WORK TO BE COMPLETED: Go through the material and pull out every line with the string "Head" in it.

────────

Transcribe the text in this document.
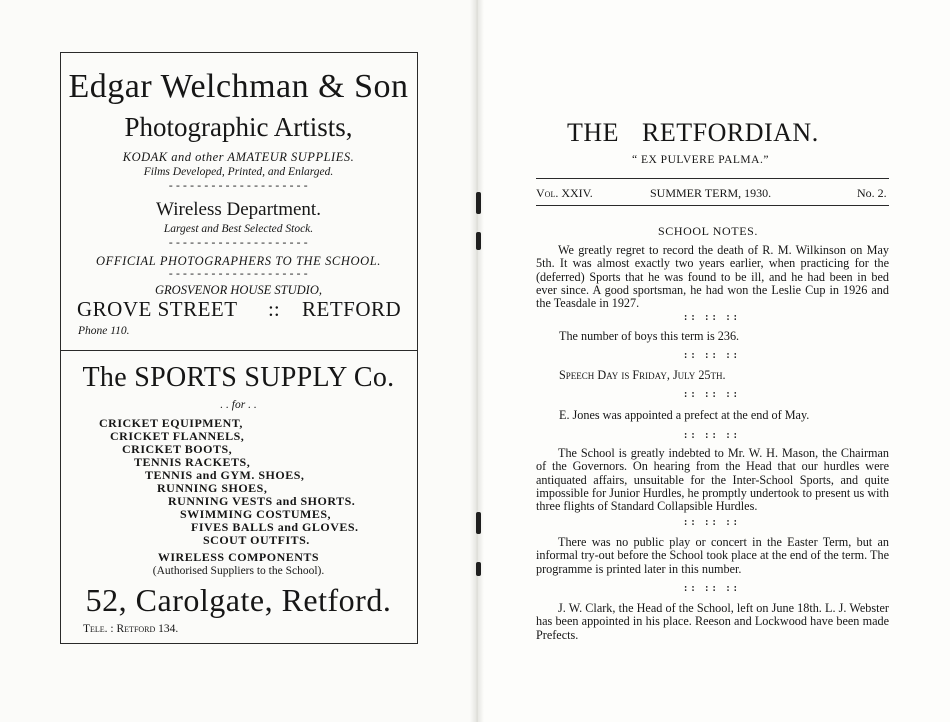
Edgar Welchman & Son
Photographic Artists,
KODAK and other AMATEUR SUPPLIES.
Films Developed, Printed, and Enlarged.
--------------------
Wireless Department.
Largest and Best Selected Stock.
--------------------
OFFICIAL PHOTOGRAPHERS TO THE SCHOOL.
--------------------
GROSVENOR HOUSE STUDIO,
GROVE STREET :: RETFORD
Phone 110.
The SPORTS SUPPLY Co.
. . for . .
CRICKET EQUIPMENT,
CRICKET FLANNELS,
CRICKET BOOTS,
TENNIS RACKETS,
TENNIS and GYM. SHOES,
RUNNING SHOES,
RUNNING VESTS and SHORTS.
SWIMMING COSTUMES,
FIVES BALLS and GLOVES.
SCOUT OUTFITS.
WIRELESS COMPONENTS
(Authorised Suppliers to the School).
52, Carolgate, Retford.
Tele. : Retford 134.
THE RETFORDIAN.
“ EX PULVERE PALMA.”
Vol. XXIV.	SUMMER TERM, 1930.	No. 2.
SCHOOL NOTES.
We greatly regret to record the death of R. M. Wilkinson on May 5th. It was almost exactly two years earlier, when practicing for the (deferred) Sports that he was found to be ill, and he had been in bed ever since. A good sportsman, he had won the Leslie Cup in 1926 and the Teasdale in 1927.
:: :: ::
The number of boys this term is 236.
:: :: ::
Speech Day is Friday, July 25th.
:: :: ::
E. Jones was appointed a prefect at the end of May.
:: :: ::
The School is greatly indebted to Mr. W. H. Mason, the Chairman of the Governors. On hearing from the Head that our hurdles were antiquated affairs, unsuitable for the Inter-School Sports, and quite impossible for Junior Hurdles, he promptly undertook to present us with three flights of Standard Collapsible Hurdles.
:: :: ::
There was no public play or concert in the Easter Term, but an informal try-out before the School took place at the end of the term. The programme is printed later in this number.
:: :: ::
J. W. Clark, the Head of the School, left on June 18th. L. J. Webster has been appointed in his place. Reeson and Lockwood have been made Prefects.
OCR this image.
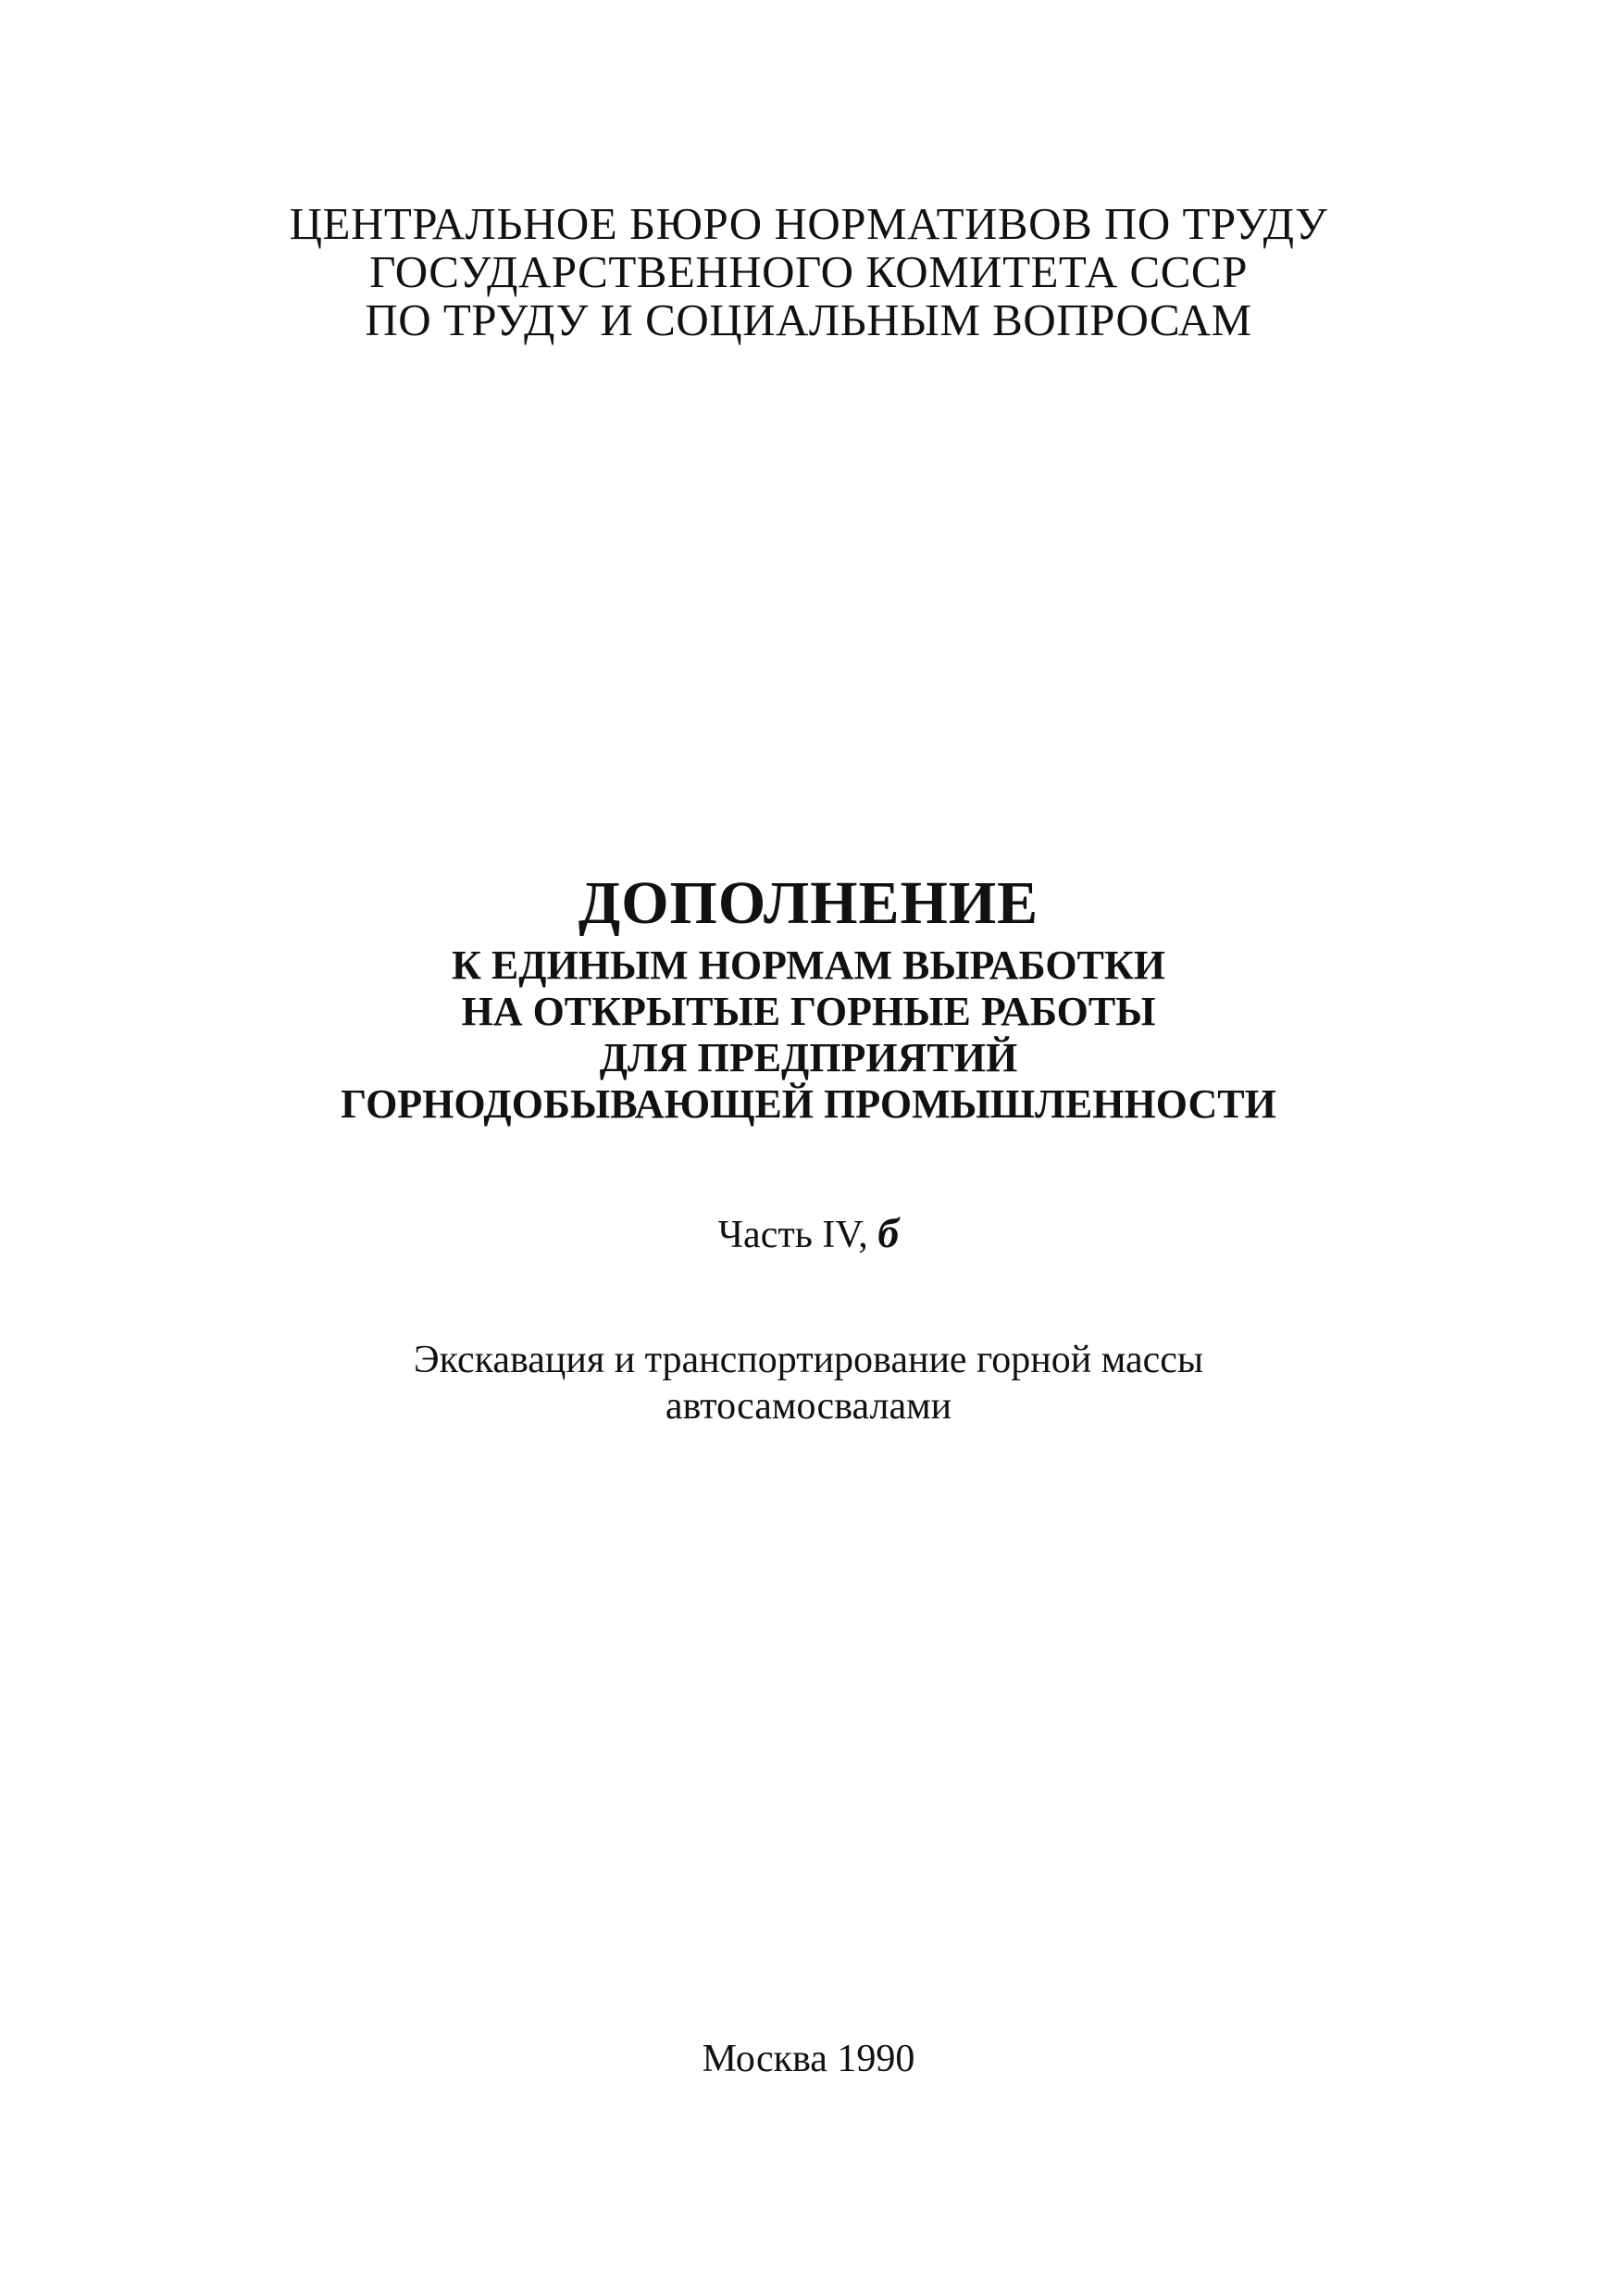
ЦЕНТРАЛЬНОЕ БЮРО НОРМАТИВОВ ПО ТРУДУ
ГОСУДАРСТВЕННОГО КОМИТЕТА СССР
ПО ТРУДУ И СОЦИАЛЬНЫМ ВОПРОСАМ
ДОПОЛНЕНИЕ
К ЕДИНЫМ НОРМАМ ВЫРАБОТКИ
НА ОТКРЫТЫЕ ГОРНЫЕ РАБОТЫ
ДЛЯ ПРЕДПРИЯТИЙ
ГОРНОДОБЫВАЮЩЕЙ ПРОМЫШЛЕННОСТИ
Часть IV, б
Экскавация и транспортирование горной массы
автосамосвалами
Москва 1990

────────

COMPLETE RESPONSE:
The School is greatly indebted to Mr. W. H. Mason, the Chairman of the Governors. On hearing from the Head that our hurdles were antiquated affairs, unsuitable for the Inter-School Sports, and quite impossible for Junior Hurdles, he promptly undertook to present us with three flights of Standard Collapsible Hurdles.
J. W. Clark, the Head of the School, left on June 18th. L. J. Webster has been appointed in his place. Reeson and Lockwood have been made Prefects.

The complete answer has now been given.